Items:
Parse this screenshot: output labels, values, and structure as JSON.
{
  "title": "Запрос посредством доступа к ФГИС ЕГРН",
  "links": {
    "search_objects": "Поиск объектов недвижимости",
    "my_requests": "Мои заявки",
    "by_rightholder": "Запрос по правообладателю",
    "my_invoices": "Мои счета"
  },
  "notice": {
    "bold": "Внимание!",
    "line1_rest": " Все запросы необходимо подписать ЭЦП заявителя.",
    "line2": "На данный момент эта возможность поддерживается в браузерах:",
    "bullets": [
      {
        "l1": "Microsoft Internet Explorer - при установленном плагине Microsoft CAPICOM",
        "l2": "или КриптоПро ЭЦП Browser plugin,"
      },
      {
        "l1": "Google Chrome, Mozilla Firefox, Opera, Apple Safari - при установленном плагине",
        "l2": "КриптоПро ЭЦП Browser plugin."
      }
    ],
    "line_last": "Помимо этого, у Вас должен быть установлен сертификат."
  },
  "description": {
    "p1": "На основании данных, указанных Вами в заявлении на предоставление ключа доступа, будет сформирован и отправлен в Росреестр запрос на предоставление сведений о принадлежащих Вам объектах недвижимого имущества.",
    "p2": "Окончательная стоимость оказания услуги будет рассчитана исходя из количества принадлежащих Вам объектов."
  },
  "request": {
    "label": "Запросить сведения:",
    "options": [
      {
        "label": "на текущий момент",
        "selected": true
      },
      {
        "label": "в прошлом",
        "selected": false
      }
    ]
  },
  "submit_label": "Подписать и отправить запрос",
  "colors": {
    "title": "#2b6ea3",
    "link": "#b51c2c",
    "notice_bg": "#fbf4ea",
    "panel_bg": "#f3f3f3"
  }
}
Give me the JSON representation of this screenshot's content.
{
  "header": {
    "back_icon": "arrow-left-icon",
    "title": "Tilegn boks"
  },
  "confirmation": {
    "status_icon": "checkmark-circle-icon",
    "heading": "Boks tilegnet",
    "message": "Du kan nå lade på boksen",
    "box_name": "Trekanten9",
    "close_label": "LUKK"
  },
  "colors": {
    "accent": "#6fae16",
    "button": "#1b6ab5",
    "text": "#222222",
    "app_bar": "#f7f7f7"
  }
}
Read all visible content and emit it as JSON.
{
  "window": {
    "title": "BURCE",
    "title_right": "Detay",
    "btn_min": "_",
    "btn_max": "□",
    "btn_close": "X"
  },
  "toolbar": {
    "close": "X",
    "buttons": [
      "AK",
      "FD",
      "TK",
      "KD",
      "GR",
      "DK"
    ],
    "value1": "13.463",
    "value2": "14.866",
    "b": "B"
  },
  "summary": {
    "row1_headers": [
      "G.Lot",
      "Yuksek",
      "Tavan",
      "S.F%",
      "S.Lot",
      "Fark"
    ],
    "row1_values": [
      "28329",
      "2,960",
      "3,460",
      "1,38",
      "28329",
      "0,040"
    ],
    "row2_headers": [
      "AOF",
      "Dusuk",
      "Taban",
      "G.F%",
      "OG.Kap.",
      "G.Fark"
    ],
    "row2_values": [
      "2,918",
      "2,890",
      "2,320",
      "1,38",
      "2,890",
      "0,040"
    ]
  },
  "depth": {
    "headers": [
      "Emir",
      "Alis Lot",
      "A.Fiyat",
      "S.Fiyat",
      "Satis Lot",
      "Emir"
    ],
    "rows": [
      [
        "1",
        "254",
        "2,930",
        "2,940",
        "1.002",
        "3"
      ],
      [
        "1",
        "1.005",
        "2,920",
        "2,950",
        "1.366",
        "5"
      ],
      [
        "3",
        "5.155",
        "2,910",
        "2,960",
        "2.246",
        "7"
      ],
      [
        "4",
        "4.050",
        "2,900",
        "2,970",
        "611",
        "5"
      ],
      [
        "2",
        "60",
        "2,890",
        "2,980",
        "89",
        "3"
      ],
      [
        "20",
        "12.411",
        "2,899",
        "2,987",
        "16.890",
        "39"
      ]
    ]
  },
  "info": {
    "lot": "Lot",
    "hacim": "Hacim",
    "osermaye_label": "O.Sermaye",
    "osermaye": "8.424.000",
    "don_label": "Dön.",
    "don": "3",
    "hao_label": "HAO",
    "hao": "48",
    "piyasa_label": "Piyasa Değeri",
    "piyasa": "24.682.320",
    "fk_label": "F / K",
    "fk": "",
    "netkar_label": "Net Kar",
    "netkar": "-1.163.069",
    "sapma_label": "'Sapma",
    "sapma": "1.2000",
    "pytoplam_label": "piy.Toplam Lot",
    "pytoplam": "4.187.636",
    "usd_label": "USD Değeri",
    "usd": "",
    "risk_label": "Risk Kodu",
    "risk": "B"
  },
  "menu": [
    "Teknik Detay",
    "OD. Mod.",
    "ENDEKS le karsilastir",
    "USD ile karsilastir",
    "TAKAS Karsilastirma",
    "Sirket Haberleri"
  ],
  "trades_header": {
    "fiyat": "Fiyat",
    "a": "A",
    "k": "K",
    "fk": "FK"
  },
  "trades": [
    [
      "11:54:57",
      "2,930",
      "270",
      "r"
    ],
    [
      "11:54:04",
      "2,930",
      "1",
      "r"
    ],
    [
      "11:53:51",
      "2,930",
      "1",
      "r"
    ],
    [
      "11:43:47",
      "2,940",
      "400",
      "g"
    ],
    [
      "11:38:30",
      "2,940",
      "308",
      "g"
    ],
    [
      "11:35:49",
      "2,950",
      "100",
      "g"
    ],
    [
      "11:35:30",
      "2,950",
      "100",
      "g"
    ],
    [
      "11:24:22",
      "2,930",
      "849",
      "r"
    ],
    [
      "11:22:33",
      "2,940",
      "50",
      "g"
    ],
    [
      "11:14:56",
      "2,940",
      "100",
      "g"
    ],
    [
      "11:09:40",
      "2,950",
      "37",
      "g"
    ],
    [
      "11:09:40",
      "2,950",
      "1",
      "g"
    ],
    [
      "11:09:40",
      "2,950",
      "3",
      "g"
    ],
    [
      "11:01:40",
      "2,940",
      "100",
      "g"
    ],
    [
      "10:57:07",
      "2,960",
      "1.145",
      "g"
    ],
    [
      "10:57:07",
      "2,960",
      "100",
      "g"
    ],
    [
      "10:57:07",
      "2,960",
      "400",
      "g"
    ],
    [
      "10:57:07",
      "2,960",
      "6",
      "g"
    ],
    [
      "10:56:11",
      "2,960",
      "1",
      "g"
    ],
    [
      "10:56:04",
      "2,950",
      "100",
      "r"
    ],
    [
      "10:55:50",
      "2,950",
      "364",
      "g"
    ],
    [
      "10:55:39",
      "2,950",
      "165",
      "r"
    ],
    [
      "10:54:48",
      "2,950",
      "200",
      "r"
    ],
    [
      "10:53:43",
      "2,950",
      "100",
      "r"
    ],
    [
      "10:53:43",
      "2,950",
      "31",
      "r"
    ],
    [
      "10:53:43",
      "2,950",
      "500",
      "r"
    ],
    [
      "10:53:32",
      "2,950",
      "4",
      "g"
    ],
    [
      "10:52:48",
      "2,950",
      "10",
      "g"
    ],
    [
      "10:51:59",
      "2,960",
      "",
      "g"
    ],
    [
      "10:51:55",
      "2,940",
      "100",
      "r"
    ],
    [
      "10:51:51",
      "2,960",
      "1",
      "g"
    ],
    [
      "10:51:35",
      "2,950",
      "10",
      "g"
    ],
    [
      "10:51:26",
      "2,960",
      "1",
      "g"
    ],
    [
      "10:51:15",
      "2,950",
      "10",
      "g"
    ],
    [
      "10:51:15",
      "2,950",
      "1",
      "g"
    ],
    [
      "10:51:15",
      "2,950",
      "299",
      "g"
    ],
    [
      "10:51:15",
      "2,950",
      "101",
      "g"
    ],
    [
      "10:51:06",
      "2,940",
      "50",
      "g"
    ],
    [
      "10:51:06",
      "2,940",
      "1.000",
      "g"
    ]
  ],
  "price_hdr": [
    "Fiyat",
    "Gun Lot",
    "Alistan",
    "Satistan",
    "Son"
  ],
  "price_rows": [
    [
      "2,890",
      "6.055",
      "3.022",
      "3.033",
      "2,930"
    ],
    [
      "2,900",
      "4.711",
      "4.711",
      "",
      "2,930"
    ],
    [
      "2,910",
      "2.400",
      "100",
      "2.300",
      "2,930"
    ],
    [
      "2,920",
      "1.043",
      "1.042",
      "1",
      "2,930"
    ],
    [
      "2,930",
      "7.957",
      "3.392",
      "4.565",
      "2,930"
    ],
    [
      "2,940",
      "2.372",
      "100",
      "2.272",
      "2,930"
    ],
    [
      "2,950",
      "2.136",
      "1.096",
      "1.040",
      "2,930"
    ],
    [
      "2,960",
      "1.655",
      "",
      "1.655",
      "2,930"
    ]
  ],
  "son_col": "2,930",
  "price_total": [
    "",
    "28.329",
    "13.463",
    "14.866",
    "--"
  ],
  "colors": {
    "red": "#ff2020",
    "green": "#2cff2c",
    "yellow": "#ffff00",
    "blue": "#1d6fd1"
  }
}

Your task: Search the material above for "JSON". Pull out each line where it shows up.

Answer below:
Parse this screenshot: output labels, values, and structure as JSON.
Give me the JSON representation of this screenshot's content.
Read all visible content and emit it as JSON.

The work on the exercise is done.